-- begin EXTRACTED TEXT --
Skip to content

The canonical ensemble

Exercise 4: Testing thermostats

Time estimation: \(\sim\)1.5h

Most "real-life" experiments cannot be done in a situation where the energy is explicitly kept constant. Instead, other quantities like the average temperature or pressure can be easily controlled. As you may know, an ensemble where the temperature is kept constant is called a canonical ensemble.

We will here focus on stochastic schemes to simulate thermostats in molecular dynamics. We will include a brief description of them below, as well as the idea behind other types of thermostats that will not be studied in this exercise, but that are nevertheless quite popular.

Theory for thermostats

  1. Langevin thermostat1 The Langevin thermostat is expressed through the following differential equation for the momenta (here in one dimension, without loss of generality): $$ \dot{p}(t) = -\frac{\partial V\left(R\right)}{\partial R} -\gamma p(t) + \sqrt{2m\gamma T}\xi(t)$$ where \(V\) is the potential energy, \(\gamma\) is the friction parameter and \(\xi(t)\) is a stochastic variable distributed like a Gaussian white noise (just as in the SVR thermostat). The friction term works like a drag that cools the system, while the random-noise term has a counter effect of heating the system. Since a system in the canonical ensemble must obey detailed-balance there is a relationship between the friction and the white noise that must be obeyed, often also called the fluctuation-dissipation relation which is given by \(\langle\xi(t) \xi(0) \rangle= 2 k_B T \gamma \delta(t)\). The Langevin equation describes, for example, Brownian motion -- i.e. a Markovian (memoryless) stochastic differential equation. A Langevin thermostat disturbs dynamics considerably and is very sensitive on the value of \(\gamma\), being hard to choose an optimal value for systems with degrees of freedom spanning a wide frequency range.
-- end EXTRACTED TEXT --
-- begin GIVEN ENTRIES --
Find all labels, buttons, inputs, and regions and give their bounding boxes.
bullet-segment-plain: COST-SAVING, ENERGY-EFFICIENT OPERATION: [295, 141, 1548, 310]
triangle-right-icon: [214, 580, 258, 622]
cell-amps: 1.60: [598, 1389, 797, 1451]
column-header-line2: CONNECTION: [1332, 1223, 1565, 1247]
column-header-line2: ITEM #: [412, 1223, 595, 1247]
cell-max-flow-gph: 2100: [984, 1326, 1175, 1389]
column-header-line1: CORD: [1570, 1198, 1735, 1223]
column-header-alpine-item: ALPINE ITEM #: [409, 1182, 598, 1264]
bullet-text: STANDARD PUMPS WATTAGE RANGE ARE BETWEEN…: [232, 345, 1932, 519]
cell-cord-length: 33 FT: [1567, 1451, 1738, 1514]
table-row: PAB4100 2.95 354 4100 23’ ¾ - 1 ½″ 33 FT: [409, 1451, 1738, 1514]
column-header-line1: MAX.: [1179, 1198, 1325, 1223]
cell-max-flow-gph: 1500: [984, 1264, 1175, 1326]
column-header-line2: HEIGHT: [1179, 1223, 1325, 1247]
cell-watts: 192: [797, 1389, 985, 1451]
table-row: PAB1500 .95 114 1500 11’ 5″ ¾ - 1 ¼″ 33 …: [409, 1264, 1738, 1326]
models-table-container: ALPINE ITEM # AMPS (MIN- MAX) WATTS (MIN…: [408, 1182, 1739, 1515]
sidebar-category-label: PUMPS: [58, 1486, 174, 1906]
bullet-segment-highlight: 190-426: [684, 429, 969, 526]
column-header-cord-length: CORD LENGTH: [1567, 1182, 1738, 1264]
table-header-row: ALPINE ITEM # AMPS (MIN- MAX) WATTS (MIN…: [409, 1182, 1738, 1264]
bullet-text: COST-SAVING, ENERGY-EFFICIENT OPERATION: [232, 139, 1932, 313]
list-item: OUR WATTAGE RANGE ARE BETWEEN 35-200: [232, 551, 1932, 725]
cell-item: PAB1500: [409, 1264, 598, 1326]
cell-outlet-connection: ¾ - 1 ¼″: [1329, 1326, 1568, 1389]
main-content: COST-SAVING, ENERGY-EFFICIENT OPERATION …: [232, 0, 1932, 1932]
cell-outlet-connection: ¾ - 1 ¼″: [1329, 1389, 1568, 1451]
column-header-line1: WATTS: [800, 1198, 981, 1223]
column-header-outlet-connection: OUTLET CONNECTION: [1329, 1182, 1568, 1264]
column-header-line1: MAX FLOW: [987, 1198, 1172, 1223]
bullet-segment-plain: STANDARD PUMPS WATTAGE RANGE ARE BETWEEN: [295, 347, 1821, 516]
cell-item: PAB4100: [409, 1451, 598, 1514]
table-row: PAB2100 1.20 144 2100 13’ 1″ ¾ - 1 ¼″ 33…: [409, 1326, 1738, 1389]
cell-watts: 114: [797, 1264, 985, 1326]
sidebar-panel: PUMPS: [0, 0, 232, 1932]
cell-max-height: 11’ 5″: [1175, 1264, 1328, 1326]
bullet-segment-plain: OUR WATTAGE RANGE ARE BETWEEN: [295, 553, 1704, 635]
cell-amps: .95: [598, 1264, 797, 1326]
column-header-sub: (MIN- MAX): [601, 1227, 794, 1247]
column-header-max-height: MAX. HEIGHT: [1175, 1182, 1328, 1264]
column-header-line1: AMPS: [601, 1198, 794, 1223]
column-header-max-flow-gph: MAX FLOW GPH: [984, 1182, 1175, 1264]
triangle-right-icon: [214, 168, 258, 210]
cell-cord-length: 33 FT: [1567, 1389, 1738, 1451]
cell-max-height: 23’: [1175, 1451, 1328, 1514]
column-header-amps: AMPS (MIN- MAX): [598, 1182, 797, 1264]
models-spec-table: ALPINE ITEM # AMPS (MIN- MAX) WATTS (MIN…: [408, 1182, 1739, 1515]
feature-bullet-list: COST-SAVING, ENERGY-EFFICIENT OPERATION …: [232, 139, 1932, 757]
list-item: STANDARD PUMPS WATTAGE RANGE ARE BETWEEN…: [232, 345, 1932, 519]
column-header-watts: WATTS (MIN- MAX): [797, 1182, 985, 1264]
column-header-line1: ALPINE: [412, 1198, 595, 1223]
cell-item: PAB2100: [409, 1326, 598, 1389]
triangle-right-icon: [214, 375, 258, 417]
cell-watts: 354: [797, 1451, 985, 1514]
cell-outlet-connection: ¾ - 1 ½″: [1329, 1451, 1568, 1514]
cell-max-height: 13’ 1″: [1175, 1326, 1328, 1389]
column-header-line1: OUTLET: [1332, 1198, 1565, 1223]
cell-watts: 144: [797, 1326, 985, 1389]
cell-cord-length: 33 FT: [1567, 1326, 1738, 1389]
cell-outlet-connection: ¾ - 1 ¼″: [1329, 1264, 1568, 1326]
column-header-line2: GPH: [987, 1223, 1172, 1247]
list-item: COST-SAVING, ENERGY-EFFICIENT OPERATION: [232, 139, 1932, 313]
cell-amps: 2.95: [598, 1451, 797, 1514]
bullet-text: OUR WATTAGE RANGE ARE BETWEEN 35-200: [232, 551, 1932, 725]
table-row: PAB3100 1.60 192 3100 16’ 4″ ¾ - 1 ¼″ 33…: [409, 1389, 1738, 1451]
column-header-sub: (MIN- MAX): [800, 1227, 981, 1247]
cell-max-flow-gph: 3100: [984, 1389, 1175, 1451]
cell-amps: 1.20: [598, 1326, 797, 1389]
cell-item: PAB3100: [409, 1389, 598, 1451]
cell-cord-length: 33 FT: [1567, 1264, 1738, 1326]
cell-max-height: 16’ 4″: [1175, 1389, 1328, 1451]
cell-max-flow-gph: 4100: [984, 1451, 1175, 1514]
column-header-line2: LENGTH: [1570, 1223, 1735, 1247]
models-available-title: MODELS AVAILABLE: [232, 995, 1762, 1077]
-- end GIVEN ENTRIES --
### TASK BRIEF
In the thermostats exercise, which symbols in the Langevin thermostat equation are explicitly defined, and what does the text say each one is?

### EXPECTED ANSWER
- V: the potential energy
- γ: the friction parameter
- ξ(t): a stochastic variable distributed like a Gaussian white noise